Data items:
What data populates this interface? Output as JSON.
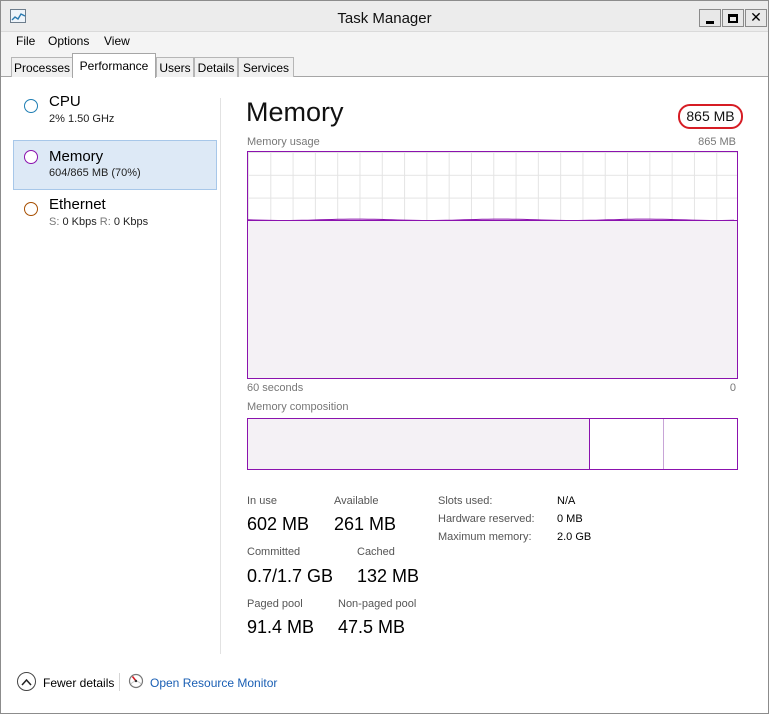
{
  "window": {
    "title": "Task Manager"
  },
  "menu": [
    "File",
    "Options",
    "View"
  ],
  "tabs": [
    "Processes",
    "Performance",
    "Users",
    "Details",
    "Services"
  ],
  "active_tab": "Performance",
  "sidebar": {
    "items": [
      {
        "title": "CPU",
        "sub": "2% 1.50 GHz",
        "color": "#1f7eb3"
      },
      {
        "title": "Memory",
        "sub": "604/865 MB (70%)",
        "color": "#8b12ae"
      },
      {
        "title": "Ethernet",
        "sub_s_label": "S:",
        "sub_s_value": "0 Kbps",
        "sub_r_label": "R:",
        "sub_r_value": "0 Kbps",
        "color": "#a74f01"
      }
    ]
  },
  "main": {
    "title": "Memory",
    "total": "865 MB",
    "usage_label": "Memory usage",
    "usage_max": "865 MB",
    "axis_left": "60 seconds",
    "axis_right": "0",
    "usage_level": 0.7,
    "composition_label": "Memory composition",
    "composition": {
      "in_use_fraction": 0.7,
      "standby_fraction": 0.15,
      "free_fraction": 0.15
    },
    "stats": {
      "in_use_label": "In use",
      "in_use": "602 MB",
      "available_label": "Available",
      "available": "261 MB",
      "committed_label": "Committed",
      "committed": "0.7/1.7 GB",
      "cached_label": "Cached",
      "cached": "132 MB",
      "paged_label": "Paged pool",
      "paged": "91.4 MB",
      "nonpaged_label": "Non-paged pool",
      "nonpaged": "47.5 MB"
    },
    "details": {
      "slots_label": "Slots used:",
      "slots": "N/A",
      "hw_label": "Hardware reserved:",
      "hw": "0 MB",
      "max_label": "Maximum memory:",
      "max": "2.0 GB"
    }
  },
  "footer": {
    "fewer": "Fewer details",
    "monitor": "Open Resource Monitor"
  }
}
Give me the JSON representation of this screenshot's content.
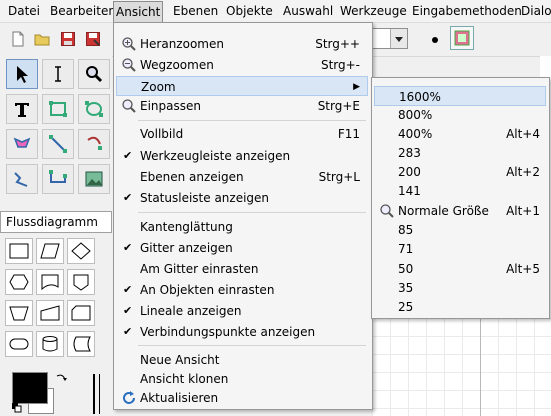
{
  "menubar": {
    "items": [
      "Datei",
      "Bearbeiten",
      "Ansicht",
      "Ebenen",
      "Objekte",
      "Auswahl",
      "Werkzeuge",
      "Eingabemethoden",
      "Dialo"
    ],
    "active": "Ansicht"
  },
  "toolbox": {
    "sheet_selected": "Flussdiagramm"
  },
  "ansicht_menu": {
    "zoom_in": "Heranzoomen",
    "zoom_in_acc": "Strg++",
    "zoom_out": "Wegzoomen",
    "zoom_out_acc": "Strg+-",
    "zoom": "Zoom",
    "fit": "Einpassen",
    "fit_acc": "Strg+E",
    "fullscreen": "Vollbild",
    "fullscreen_acc": "F11",
    "show_toolbar": "Werkzeugleiste anzeigen",
    "show_layers": "Ebenen anzeigen",
    "show_layers_acc": "Strg+L",
    "show_statusbar": "Statusleiste anzeigen",
    "antialias": "Kantenglättung",
    "show_grid": "Gitter anzeigen",
    "snap_grid": "Am Gitter einrasten",
    "snap_objects": "An Objekten einrasten",
    "show_rulers": "Lineale anzeigen",
    "show_connpoints": "Verbindungspunkte anzeigen",
    "new_view": "Neue Ansicht",
    "clone_view": "Ansicht klonen",
    "refresh": "Aktualisieren"
  },
  "zoom_menu": {
    "items": [
      {
        "label": "1600%",
        "acc": ""
      },
      {
        "label": "800%",
        "acc": ""
      },
      {
        "label": "400%",
        "acc": "Alt+4"
      },
      {
        "label": "283",
        "acc": ""
      },
      {
        "label": "200",
        "acc": "Alt+2"
      },
      {
        "label": "141",
        "acc": ""
      },
      {
        "label": "Normale Größe",
        "acc": "Alt+1"
      },
      {
        "label": "85",
        "acc": ""
      },
      {
        "label": "71",
        "acc": ""
      },
      {
        "label": "50",
        "acc": "Alt+5"
      },
      {
        "label": "35",
        "acc": ""
      },
      {
        "label": "25",
        "acc": ""
      }
    ]
  },
  "icons": {
    "zoom_in": "magnifier-plus-icon",
    "zoom_out": "magnifier-minus-icon",
    "refresh": "refresh-icon",
    "normal_size": "magnifier-icon"
  }
}
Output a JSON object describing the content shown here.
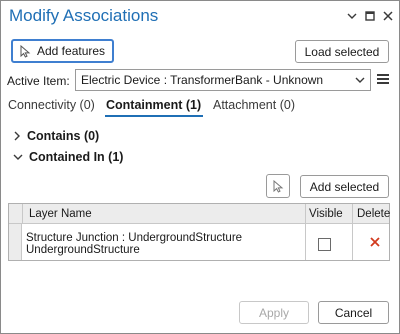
{
  "window": {
    "title": "Modify Associations"
  },
  "toolbar": {
    "add_features_label": "Add features",
    "load_selected_label": "Load selected"
  },
  "active_item": {
    "label": "Active Item:",
    "value": "Electric Device : TransformerBank - Unknown"
  },
  "tabs": [
    {
      "label": "Connectivity (0)",
      "active": false
    },
    {
      "label": "Containment (1)",
      "active": true
    },
    {
      "label": "Attachment (0)",
      "active": false
    }
  ],
  "tree": {
    "contains_label": "Contains (0)",
    "contained_in_label": "Contained In (1)"
  },
  "grid_toolbar": {
    "add_selected_label": "Add selected"
  },
  "table": {
    "columns": [
      "Layer Name",
      "Visible",
      "Delete"
    ],
    "rows": [
      {
        "line1": "Structure Junction : UndergroundStructure",
        "line2": "UndergroundStructure",
        "visible": false
      }
    ]
  },
  "footer": {
    "apply_label": "Apply",
    "cancel_label": "Cancel"
  },
  "colors": {
    "accent": "#1f6fb5",
    "delete": "#d23a1e"
  }
}
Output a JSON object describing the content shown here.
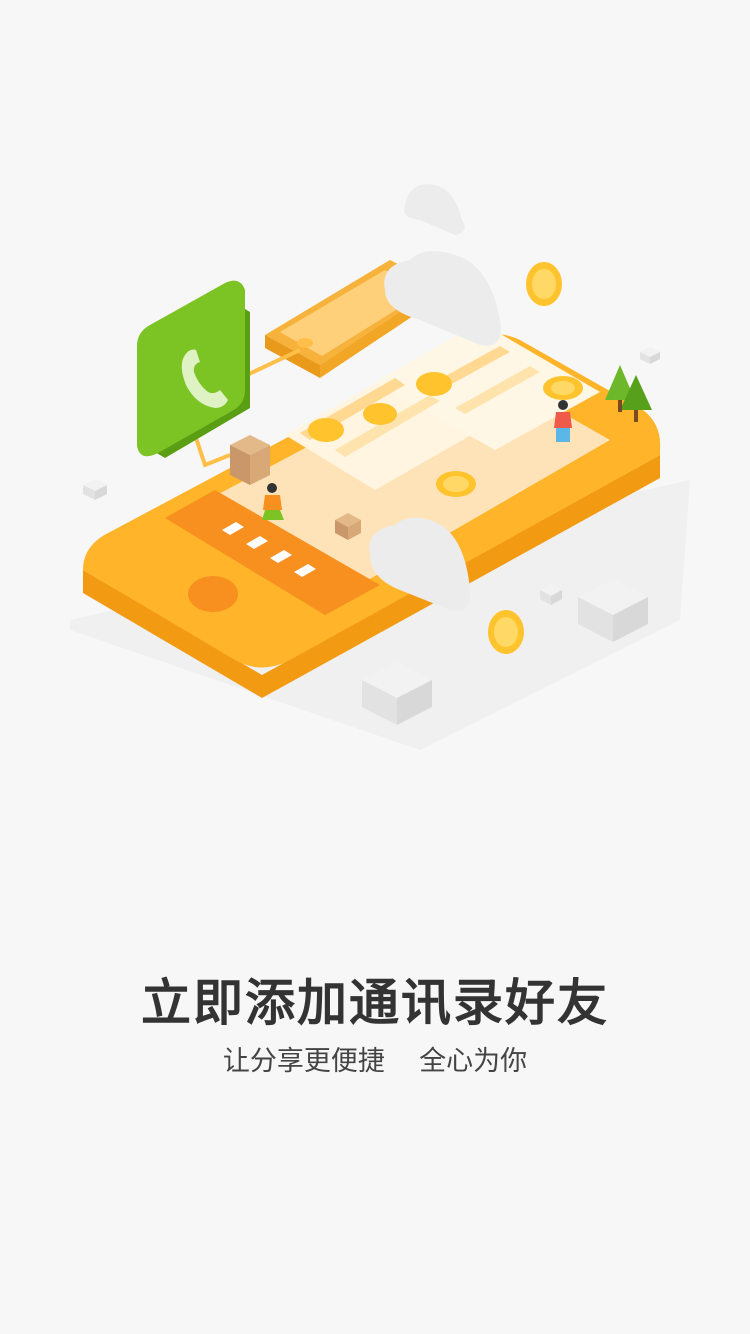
{
  "onboarding": {
    "title": "立即添加通讯录好友",
    "subtitle": "让分享更便捷    全心为你"
  },
  "colors": {
    "background": "#f7f7f7",
    "phone_body": "#ffb42a",
    "phone_edge": "#f29a12",
    "phone_keypad": "#f7901e",
    "call_icon_green": "#7cc423",
    "coin_gold": "#ffc32e",
    "cloud_white": "#ececec",
    "title_text": "#333333",
    "subtitle_text": "#444444"
  },
  "icons": {
    "call": "phone-call-icon",
    "coin": "heart-coin-icon",
    "cloud": "cloud-icon",
    "tree": "tree-icon"
  }
}
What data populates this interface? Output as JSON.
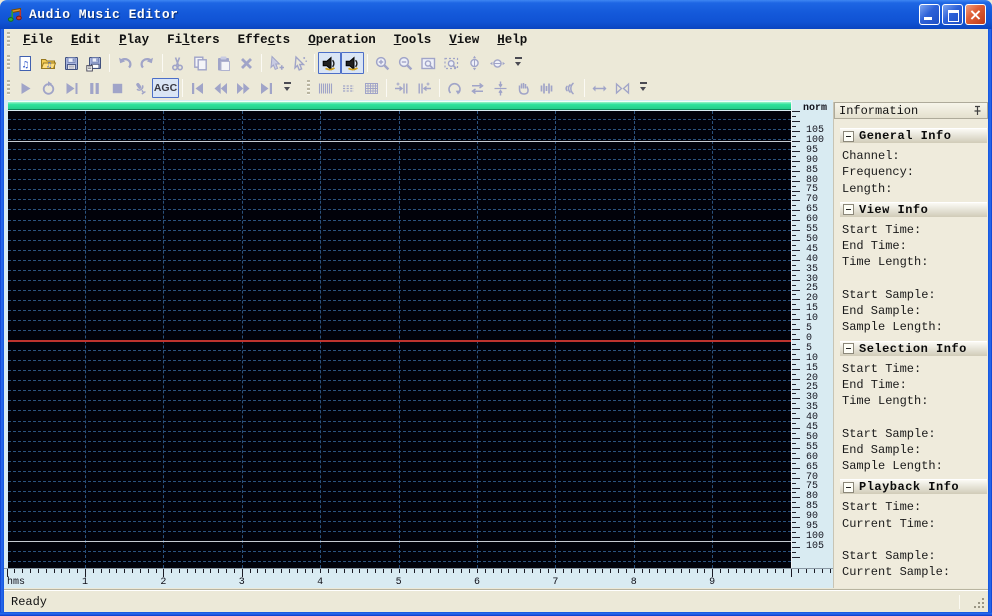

> Problem requirements
Quote the material in full and exactly; do not carry over its pictures.

> Completed task
What data populates this interface? Output as JSON.
{
  "window": {
    "title": "Task Manager"
  },
  "menu": [
    "File",
    "Options",
    "View"
  ],
  "tabs": [
    "Processes",
    "Performance",
    "Users",
    "Details",
    "Services"
  ],
  "active_tab": "Performance",
  "sidebar": {
    "items": [
      {
        "title": "CPU",
        "sub": "2% 1.50 GHz",
        "color": "#1f7eb3"
      },
      {
        "title": "Memory",
        "sub": "604/865 MB (70%)",
        "color": "#8b12ae"
      },
      {
        "title": "Ethernet",
        "sub_s_label": "S:",
        "sub_s_value": "0 Kbps",
        "sub_r_label": "R:",
        "sub_r_value": "0 Kbps",
        "color": "#a74f01"
      }
    ]
  },
  "main": {
    "title": "Memory",
    "total": "865 MB",
    "usage_label": "Memory usage",
    "usage_max": "865 MB",
    "axis_left": "60 seconds",
    "axis_right": "0",
    "usage_level": 0.7,
    "composition_label": "Memory composition",
    "composition": {
      "in_use_fraction": 0.7,
      "standby_fraction": 0.15,
      "free_fraction": 0.15
    },
    "stats": {
      "in_use_label": "In use",
      "in_use": "602 MB",
      "available_label": "Available",
      "available": "261 MB",
      "committed_label": "Committed",
      "committed": "0.7/1.7 GB",
      "cached_label": "Cached",
      "cached": "132 MB",
      "paged_label": "Paged pool",
      "paged": "91.4 MB",
      "nonpaged_label": "Non-paged pool",
      "nonpaged": "47.5 MB"
    },
    "details": {
      "slots_label": "Slots used:",
      "slots": "N/A",
      "hw_label": "Hardware reserved:",
      "hw": "0 MB",
      "max_label": "Maximum memory:",
      "max": "2.0 GB"
    }
  },
  "footer": {
    "fewer": "Fewer details",
    "monitor": "Open Resource Monitor"
  }
}
Give me the JSON representation of this screenshot's content.
{
  "menubar": {
    "items": [
      "Datei",
      "Bearbeiten",
      "Ansicht",
      "Ebenen",
      "Objekte",
      "Auswahl",
      "Werkzeuge",
      "Eingabemethoden",
      "Dialo"
    ],
    "active": "Ansicht"
  },
  "toolbox": {
    "sheet_selected": "Flussdiagramm"
  },
  "ansicht_menu": {
    "zoom_in": "Heranzoomen",
    "zoom_in_acc": "Strg++",
    "zoom_out": "Wegzoomen",
    "zoom_out_acc": "Strg+-",
    "zoom": "Zoom",
    "fit": "Einpassen",
    "fit_acc": "Strg+E",
    "fullscreen": "Vollbild",
    "fullscreen_acc": "F11",
    "show_toolbar": "Werkzeugleiste anzeigen",
    "show_layers": "Ebenen anzeigen",
    "show_layers_acc": "Strg+L",
    "show_statusbar": "Statusleiste anzeigen",
    "antialias": "Kantenglättung",
    "show_grid": "Gitter anzeigen",
    "snap_grid": "Am Gitter einrasten",
    "snap_objects": "An Objekten einrasten",
    "show_rulers": "Lineale anzeigen",
    "show_connpoints": "Verbindungspunkte anzeigen",
    "new_view": "Neue Ansicht",
    "clone_view": "Ansicht klonen",
    "refresh": "Aktualisieren"
  },
  "zoom_menu": {
    "items": [
      {
        "label": "1600%",
        "acc": ""
      },
      {
        "label": "800%",
        "acc": ""
      },
      {
        "label": "400%",
        "acc": "Alt+4"
      },
      {
        "label": "283",
        "acc": ""
      },
      {
        "label": "200",
        "acc": "Alt+2"
      },
      {
        "label": "141",
        "acc": ""
      },
      {
        "label": "Normale Größe",
        "acc": "Alt+1"
      },
      {
        "label": "85",
        "acc": ""
      },
      {
        "label": "71",
        "acc": ""
      },
      {
        "label": "50",
        "acc": "Alt+5"
      },
      {
        "label": "35",
        "acc": ""
      },
      {
        "label": "25",
        "acc": ""
      }
    ]
  },
  "icons": {
    "zoom_in": "magnifier-plus-icon",
    "zoom_out": "magnifier-minus-icon",
    "refresh": "refresh-icon",
    "normal_size": "magnifier-icon"
  }
}
Output a JSON object describing the content shown here.
{
  "window": {
    "title": "Modify Associations"
  },
  "toolbar": {
    "add_features_label": "Add features",
    "load_selected_label": "Load selected"
  },
  "active_item": {
    "label": "Active Item:",
    "value": "Electric Device : TransformerBank - Unknown"
  },
  "tabs": [
    {
      "label": "Connectivity (0)",
      "active": false
    },
    {
      "label": "Containment (1)",
      "active": true
    },
    {
      "label": "Attachment (0)",
      "active": false
    }
  ],
  "tree": {
    "contains_label": "Contains (0)",
    "contained_in_label": "Contained In (1)"
  },
  "grid_toolbar": {
    "add_selected_label": "Add selected"
  },
  "table": {
    "columns": [
      "Layer Name",
      "Visible",
      "Delete"
    ],
    "rows": [
      {
        "line1": "Structure Junction : UndergroundStructure",
        "line2": "UndergroundStructure",
        "visible": false
      }
    ]
  },
  "footer": {
    "apply_label": "Apply",
    "cancel_label": "Cancel"
  },
  "colors": {
    "accent": "#1f6fb5",
    "delete": "#d23a1e"
  }
}
Output a JSON object describing the content shown here.
{
  "onboarding": {
    "title": "立即添加通讯录好友",
    "subtitle": "让分享更便捷    全心为你"
  },
  "colors": {
    "background": "#f7f7f7",
    "phone_body": "#ffb42a",
    "phone_edge": "#f29a12",
    "phone_keypad": "#f7901e",
    "call_icon_green": "#7cc423",
    "coin_gold": "#ffc32e",
    "cloud_white": "#ececec",
    "title_text": "#333333",
    "subtitle_text": "#444444"
  },
  "icons": {
    "call": "phone-call-icon",
    "coin": "heart-coin-icon",
    "cloud": "cloud-icon",
    "tree": "tree-icon"
  }
}
What data populates this interface? Output as JSON.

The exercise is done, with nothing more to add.